## What you are asked to do
Gather each line of the entries below that includes "Bergmann".

§

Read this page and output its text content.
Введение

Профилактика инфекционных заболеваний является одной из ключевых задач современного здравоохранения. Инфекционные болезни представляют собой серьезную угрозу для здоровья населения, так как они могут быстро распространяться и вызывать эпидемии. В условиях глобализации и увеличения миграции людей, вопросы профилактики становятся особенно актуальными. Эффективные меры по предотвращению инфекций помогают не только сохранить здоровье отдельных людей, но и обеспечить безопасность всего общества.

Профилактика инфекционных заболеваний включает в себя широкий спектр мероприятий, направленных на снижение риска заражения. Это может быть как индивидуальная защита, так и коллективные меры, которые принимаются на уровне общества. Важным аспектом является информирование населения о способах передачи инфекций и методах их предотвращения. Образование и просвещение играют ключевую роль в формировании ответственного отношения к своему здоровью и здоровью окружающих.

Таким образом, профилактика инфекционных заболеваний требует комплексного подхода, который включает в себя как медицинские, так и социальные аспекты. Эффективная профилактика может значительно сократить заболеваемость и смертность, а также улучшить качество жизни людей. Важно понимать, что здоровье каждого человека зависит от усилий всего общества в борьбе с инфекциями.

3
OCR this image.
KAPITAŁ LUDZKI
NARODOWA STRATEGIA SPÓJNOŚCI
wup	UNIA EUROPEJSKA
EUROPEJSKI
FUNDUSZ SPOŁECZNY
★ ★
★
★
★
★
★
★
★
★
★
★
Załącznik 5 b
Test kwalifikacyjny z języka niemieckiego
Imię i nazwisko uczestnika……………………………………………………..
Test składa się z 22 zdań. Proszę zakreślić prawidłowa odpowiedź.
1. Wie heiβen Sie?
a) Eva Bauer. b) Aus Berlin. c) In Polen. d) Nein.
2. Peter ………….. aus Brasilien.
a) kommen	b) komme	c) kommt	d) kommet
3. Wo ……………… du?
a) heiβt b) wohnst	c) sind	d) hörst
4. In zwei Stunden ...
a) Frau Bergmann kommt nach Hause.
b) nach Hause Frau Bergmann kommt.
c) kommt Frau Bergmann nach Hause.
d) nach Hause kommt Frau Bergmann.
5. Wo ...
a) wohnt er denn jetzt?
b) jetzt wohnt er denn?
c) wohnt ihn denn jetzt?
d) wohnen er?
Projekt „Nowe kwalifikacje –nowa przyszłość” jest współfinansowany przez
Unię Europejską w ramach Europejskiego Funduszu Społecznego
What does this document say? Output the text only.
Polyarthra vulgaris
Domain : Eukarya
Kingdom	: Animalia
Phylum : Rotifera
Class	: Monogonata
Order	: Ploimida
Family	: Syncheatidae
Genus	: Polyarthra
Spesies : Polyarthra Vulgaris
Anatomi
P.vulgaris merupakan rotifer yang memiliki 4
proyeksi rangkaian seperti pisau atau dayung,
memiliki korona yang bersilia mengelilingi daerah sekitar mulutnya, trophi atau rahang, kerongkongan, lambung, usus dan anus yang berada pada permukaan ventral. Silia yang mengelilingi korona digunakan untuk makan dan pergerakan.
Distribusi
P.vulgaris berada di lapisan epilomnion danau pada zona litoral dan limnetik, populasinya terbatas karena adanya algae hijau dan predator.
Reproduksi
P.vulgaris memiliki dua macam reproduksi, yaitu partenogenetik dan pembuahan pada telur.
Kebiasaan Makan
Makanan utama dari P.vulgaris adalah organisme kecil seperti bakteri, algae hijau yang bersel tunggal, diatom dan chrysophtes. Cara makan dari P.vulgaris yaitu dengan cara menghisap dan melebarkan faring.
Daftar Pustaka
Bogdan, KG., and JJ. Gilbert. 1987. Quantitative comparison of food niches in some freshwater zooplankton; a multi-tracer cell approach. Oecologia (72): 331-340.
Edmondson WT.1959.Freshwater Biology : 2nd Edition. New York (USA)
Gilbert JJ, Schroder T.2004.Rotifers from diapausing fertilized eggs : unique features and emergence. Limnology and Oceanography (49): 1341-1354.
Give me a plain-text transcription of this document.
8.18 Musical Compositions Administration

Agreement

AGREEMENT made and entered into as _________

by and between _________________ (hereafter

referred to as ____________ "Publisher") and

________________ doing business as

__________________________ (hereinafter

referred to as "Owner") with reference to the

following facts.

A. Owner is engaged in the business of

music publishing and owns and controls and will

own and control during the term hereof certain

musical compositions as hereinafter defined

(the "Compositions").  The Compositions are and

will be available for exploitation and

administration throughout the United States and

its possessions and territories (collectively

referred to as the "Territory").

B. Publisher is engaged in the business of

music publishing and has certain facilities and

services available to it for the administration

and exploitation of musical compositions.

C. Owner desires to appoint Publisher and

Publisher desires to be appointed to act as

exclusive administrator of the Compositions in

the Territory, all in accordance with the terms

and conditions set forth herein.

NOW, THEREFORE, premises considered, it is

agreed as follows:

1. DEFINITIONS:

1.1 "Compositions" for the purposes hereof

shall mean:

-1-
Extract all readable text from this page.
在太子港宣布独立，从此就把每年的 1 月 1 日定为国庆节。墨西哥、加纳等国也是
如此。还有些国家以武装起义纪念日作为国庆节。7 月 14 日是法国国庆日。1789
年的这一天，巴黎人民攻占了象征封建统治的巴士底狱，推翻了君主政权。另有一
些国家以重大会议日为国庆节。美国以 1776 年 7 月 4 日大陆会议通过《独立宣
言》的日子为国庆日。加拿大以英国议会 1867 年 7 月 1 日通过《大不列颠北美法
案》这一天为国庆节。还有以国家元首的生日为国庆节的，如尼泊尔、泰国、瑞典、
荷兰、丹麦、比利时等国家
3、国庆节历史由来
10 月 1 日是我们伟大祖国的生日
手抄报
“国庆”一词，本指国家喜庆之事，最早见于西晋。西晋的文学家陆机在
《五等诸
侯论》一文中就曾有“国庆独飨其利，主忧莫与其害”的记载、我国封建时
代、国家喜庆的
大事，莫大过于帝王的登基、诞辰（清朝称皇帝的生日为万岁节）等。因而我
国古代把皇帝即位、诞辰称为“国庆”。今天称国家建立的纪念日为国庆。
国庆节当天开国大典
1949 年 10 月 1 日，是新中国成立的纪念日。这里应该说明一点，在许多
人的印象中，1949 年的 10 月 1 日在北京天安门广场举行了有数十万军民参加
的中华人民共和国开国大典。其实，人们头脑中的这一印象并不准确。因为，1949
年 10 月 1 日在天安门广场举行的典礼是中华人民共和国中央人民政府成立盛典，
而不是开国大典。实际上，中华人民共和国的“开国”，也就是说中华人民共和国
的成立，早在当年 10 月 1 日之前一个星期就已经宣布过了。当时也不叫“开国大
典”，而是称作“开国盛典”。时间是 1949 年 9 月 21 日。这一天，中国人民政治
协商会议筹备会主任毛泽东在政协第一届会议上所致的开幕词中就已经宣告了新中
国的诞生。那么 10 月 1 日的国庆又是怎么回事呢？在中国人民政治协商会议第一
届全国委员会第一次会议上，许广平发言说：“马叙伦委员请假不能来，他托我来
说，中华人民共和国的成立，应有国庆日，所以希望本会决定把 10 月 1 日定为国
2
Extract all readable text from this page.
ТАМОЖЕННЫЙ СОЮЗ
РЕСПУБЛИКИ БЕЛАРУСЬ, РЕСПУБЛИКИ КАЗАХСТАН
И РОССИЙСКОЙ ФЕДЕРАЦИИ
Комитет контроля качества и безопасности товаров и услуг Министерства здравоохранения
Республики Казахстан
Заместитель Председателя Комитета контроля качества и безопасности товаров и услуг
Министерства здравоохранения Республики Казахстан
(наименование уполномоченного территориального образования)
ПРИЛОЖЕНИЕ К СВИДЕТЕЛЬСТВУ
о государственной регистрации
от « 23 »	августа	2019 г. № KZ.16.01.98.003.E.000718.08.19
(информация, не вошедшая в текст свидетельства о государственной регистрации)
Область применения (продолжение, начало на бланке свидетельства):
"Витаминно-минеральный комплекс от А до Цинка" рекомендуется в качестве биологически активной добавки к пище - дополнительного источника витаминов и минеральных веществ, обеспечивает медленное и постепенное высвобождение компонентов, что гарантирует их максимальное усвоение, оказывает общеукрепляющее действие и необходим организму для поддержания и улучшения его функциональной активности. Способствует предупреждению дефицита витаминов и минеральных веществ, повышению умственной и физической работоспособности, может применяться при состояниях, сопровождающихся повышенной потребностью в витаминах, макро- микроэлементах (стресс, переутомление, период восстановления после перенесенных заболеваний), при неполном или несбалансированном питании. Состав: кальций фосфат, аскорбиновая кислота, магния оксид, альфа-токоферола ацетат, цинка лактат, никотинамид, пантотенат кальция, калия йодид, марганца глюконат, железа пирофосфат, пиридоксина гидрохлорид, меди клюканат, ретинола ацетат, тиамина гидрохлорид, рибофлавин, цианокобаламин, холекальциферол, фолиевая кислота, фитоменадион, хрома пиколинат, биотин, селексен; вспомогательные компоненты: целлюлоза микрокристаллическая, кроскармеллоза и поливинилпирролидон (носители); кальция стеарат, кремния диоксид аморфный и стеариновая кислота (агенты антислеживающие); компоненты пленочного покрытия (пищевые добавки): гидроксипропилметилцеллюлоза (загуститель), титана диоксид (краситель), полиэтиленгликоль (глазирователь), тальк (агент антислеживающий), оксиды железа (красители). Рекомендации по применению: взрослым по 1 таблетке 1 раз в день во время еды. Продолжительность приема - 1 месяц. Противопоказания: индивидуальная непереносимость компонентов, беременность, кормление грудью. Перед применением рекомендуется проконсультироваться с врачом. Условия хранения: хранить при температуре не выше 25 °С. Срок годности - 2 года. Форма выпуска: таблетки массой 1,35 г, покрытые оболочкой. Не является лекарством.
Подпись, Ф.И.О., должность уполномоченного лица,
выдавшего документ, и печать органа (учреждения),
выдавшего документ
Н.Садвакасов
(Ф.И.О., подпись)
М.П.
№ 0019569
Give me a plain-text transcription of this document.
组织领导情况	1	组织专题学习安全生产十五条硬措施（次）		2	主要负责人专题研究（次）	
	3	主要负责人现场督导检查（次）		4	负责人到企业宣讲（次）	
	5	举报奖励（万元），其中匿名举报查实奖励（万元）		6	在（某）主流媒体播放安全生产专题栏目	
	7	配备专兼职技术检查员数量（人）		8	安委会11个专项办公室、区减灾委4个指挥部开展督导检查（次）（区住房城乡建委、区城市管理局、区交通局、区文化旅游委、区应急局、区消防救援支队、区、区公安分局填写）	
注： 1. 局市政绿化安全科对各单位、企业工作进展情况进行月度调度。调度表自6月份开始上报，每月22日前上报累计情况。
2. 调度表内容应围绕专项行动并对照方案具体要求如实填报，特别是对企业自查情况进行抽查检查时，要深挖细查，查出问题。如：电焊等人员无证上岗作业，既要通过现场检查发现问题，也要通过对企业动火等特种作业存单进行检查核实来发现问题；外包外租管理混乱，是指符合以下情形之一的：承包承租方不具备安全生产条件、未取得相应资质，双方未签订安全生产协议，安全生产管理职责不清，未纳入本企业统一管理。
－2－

§

## Output for this exercise
a) Frau Bergmann kommt nach Hause.
b) nach Hause Frau Bergmann kommt.
c) kommt Frau Bergmann nach Hause.
d) nach Hause kommt Frau Bergmann.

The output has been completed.